• RECORDED INFORMATION:
◆ ◆ ◆

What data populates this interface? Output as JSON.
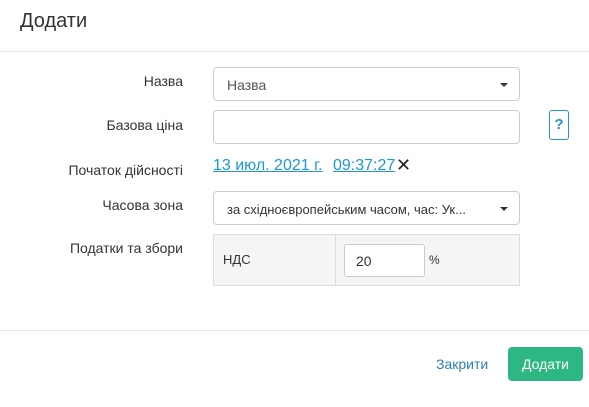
{
  "dialog": {
    "title": "Додати"
  },
  "fields": {
    "name": {
      "label": "Назва",
      "placeholder": "Назва"
    },
    "base_price": {
      "label": "Базова ціна",
      "value": "",
      "help_icon": "question-icon"
    },
    "valid_from": {
      "label": "Початок дійсності",
      "date": "13 июл. 2021 г.",
      "time": "09:37:27",
      "clear_icon": "close-icon"
    },
    "timezone": {
      "label": "Часова зона",
      "selected": "за східноєвропейським часом, час: Ук..."
    },
    "taxes": {
      "label": "Податки та збори",
      "rows": [
        {
          "name": "НДС",
          "value": "20",
          "unit": "%"
        }
      ]
    }
  },
  "footer": {
    "close_label": "Закрити",
    "add_label": "Додати"
  },
  "colors": {
    "accent_link": "#1a98d8",
    "primary_button": "#2db883",
    "close_link": "#2f7fb5"
  }
}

◆ ◆ ◆

Set the data above down again exactly as given, with no pictures.

What data populates this interface? Output as JSON.
{
  "dialog": {
    "title": "Додати"
  },
  "fields": {
    "name": {
      "label": "Назва",
      "placeholder": "Назва"
    },
    "base_price": {
      "label": "Базова ціна",
      "value": "",
      "help_icon": "question-icon"
    },
    "valid_from": {
      "label": "Початок дійсності",
      "date": "13 июл. 2021 г.",
      "time": "09:37:27",
      "clear_icon": "close-icon"
    },
    "timezone": {
      "label": "Часова зона",
      "selected": "за східноєвропейським часом, час: Ук..."
    },
    "taxes": {
      "label": "Податки та збори",
      "rows": [
        {
          "name": "НДС",
          "value": "20",
          "unit": "%"
        }
      ]
    }
  },
  "footer": {
    "close_label": "Закрити",
    "add_label": "Додати"
  },
  "colors": {
    "accent_link": "#1a98d8",
    "primary_button": "#2db883",
    "close_link": "#2f7fb5"
  }
}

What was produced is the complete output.